* START Records for this task *

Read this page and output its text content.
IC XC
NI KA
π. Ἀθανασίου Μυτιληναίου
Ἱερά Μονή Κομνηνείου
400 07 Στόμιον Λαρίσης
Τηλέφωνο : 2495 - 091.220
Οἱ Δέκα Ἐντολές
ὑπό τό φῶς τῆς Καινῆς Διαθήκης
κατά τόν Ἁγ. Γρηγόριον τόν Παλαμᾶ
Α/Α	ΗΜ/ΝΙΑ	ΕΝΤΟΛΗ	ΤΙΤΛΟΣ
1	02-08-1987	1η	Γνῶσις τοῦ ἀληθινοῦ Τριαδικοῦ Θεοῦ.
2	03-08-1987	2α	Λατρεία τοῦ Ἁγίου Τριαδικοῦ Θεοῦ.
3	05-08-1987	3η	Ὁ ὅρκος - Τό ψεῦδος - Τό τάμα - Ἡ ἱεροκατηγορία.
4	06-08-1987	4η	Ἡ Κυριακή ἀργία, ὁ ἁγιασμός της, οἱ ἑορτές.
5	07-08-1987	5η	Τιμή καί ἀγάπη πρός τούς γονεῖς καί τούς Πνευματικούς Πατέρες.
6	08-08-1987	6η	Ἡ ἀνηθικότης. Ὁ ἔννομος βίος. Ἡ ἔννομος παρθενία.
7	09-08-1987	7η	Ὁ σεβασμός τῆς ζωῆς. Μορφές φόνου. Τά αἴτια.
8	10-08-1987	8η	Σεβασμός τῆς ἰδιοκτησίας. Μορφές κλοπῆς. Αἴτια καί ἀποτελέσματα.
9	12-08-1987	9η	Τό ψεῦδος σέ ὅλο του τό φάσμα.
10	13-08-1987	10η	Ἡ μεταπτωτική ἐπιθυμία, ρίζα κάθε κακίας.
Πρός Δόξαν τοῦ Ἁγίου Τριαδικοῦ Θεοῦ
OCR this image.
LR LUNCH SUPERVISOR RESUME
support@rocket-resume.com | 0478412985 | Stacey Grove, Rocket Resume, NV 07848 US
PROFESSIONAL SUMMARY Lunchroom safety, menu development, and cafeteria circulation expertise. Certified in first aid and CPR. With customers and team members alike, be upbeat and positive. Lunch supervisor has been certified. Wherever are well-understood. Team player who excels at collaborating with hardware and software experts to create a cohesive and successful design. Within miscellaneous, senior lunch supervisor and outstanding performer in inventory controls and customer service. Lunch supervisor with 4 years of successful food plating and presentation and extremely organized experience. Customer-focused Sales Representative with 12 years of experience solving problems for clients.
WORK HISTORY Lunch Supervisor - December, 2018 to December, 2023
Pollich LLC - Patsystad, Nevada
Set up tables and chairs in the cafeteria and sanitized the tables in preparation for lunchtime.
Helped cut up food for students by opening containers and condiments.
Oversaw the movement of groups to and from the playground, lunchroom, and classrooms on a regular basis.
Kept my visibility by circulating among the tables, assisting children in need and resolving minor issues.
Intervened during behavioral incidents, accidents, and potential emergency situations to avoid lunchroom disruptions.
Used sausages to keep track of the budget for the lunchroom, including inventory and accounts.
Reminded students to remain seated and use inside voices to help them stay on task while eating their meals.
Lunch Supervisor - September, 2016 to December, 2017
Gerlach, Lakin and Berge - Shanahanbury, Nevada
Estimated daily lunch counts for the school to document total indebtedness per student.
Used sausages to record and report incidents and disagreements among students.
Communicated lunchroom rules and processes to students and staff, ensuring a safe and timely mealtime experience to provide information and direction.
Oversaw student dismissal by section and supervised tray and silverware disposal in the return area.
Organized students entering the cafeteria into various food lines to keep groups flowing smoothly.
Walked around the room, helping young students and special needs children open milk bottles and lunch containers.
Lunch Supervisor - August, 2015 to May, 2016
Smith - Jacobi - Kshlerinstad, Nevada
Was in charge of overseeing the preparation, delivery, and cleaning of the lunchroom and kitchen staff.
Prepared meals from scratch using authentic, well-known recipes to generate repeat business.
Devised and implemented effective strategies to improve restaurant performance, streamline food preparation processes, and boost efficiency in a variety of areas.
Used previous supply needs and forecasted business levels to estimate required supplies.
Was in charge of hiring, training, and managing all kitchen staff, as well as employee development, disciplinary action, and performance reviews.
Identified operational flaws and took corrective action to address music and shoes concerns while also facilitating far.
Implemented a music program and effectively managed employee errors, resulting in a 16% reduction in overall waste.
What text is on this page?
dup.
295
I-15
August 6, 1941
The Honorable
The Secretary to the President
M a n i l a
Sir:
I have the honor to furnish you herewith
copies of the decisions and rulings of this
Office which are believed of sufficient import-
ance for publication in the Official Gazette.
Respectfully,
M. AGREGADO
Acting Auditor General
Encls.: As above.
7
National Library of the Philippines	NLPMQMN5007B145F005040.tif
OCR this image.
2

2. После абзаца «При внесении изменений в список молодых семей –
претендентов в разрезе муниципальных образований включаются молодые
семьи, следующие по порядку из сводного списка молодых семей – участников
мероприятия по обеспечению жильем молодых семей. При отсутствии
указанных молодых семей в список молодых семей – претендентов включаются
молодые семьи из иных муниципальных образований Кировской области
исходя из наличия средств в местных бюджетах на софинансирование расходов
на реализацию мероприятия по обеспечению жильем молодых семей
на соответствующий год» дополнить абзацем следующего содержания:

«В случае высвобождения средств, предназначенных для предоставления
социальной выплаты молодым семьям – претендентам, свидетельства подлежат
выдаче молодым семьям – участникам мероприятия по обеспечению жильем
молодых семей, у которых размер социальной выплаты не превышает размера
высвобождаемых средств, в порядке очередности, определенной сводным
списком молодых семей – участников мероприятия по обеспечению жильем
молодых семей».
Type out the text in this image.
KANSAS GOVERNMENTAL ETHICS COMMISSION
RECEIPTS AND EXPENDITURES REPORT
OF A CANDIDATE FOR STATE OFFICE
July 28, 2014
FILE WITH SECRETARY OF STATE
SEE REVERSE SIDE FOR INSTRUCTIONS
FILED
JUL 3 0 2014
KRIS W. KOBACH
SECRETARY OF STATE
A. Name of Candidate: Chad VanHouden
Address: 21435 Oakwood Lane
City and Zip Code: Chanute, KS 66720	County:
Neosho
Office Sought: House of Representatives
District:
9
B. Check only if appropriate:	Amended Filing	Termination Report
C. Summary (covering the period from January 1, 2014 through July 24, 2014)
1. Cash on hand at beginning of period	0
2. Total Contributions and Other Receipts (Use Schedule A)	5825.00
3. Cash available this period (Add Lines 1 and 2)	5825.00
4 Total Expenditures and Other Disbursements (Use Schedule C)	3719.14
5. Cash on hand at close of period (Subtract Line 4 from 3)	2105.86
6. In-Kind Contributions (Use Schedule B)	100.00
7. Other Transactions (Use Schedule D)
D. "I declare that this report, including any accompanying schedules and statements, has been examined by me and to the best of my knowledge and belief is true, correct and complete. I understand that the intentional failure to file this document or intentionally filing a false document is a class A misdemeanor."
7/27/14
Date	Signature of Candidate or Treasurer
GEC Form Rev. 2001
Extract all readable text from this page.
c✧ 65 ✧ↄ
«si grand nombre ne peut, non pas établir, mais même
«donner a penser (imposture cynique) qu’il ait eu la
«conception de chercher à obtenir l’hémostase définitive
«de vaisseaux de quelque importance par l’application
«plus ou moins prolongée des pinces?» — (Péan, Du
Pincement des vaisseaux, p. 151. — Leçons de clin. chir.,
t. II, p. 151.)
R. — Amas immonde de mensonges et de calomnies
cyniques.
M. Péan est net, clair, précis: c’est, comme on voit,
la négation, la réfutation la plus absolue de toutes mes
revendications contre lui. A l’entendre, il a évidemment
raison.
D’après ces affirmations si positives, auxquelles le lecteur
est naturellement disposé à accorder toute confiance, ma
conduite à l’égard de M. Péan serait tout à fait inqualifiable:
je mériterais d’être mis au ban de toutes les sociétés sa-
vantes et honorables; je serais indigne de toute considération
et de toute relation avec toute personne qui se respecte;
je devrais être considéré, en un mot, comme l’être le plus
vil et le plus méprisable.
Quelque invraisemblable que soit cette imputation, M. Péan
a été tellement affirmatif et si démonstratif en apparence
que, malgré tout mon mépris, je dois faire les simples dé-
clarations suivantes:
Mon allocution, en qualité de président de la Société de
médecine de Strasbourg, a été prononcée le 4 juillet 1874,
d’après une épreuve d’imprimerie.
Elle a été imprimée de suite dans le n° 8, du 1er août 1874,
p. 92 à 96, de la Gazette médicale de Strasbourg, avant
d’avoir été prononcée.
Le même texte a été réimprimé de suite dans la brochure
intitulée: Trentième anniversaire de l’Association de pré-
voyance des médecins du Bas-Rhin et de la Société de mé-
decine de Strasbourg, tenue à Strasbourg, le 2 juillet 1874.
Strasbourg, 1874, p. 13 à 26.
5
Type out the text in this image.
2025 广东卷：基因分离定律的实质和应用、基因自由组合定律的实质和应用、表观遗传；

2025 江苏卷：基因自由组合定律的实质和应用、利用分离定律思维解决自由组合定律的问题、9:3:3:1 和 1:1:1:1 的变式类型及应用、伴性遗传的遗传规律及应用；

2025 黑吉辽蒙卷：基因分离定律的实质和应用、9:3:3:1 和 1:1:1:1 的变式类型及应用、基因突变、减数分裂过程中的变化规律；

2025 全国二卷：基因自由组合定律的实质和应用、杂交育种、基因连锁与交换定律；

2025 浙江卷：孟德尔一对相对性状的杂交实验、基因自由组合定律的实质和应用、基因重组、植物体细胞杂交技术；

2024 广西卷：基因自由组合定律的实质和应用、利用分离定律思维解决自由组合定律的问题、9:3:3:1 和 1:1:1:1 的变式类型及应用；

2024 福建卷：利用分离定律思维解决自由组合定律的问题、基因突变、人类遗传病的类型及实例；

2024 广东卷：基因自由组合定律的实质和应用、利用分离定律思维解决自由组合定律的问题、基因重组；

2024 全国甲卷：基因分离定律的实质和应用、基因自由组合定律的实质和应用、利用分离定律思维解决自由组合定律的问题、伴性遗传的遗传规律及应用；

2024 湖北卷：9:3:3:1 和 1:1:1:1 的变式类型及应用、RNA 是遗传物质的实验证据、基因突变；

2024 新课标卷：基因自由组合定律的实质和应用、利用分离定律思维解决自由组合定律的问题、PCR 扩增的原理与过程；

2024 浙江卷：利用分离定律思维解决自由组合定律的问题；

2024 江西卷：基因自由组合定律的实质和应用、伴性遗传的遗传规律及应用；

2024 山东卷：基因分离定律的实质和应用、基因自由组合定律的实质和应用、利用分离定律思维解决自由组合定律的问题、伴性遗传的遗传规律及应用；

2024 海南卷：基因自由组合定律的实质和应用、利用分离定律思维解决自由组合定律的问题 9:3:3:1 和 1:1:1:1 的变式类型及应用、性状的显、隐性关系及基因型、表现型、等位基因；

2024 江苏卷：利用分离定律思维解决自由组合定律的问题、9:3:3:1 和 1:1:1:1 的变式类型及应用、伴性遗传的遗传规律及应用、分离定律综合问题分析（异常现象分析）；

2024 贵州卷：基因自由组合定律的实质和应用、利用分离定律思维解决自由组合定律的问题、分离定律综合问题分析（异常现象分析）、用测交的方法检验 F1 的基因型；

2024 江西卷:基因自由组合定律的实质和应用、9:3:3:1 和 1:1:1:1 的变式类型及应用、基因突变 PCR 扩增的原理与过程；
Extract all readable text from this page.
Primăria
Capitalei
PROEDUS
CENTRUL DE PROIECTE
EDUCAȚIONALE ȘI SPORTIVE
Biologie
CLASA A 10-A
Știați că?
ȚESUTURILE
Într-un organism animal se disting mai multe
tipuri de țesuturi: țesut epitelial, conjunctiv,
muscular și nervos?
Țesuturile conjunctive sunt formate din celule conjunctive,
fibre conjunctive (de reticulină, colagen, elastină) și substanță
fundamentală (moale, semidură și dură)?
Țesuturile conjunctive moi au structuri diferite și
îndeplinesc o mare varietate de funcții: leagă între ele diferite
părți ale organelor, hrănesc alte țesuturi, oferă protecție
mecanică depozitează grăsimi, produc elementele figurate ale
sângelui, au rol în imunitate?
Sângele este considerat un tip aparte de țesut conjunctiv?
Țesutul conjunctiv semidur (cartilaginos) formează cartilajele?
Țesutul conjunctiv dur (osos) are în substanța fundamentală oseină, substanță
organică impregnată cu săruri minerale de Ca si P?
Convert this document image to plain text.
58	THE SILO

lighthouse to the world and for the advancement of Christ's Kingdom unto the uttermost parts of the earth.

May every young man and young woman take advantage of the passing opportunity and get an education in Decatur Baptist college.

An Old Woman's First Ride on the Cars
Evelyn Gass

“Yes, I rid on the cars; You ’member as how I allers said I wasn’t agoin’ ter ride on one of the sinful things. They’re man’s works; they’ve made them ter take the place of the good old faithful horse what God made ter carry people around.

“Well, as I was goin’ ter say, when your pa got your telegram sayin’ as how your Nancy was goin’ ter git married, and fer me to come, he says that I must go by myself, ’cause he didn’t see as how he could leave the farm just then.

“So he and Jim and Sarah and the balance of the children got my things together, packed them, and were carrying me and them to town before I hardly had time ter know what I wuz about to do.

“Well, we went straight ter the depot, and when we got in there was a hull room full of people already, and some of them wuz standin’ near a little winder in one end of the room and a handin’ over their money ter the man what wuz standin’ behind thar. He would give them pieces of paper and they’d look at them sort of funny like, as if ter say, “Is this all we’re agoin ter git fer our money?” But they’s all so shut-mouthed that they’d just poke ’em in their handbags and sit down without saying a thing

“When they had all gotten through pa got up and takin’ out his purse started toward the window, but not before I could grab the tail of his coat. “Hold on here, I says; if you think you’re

* END Records for this task *

Work to do:
Identify each line of the material where the word "Θεοῦ" shows up, and copy it.

Reply to the exercise:
1	02-08-1987	1η	Γνῶσις τοῦ ἀληθινοῦ Τριαδικοῦ Θεοῦ.
2	03-08-1987	2α	Λατρεία τοῦ Ἁγίου Τριαδικοῦ Θεοῦ.
Πρός Δόξαν τοῦ Ἁγίου Τριαδικοῦ Θεοῦ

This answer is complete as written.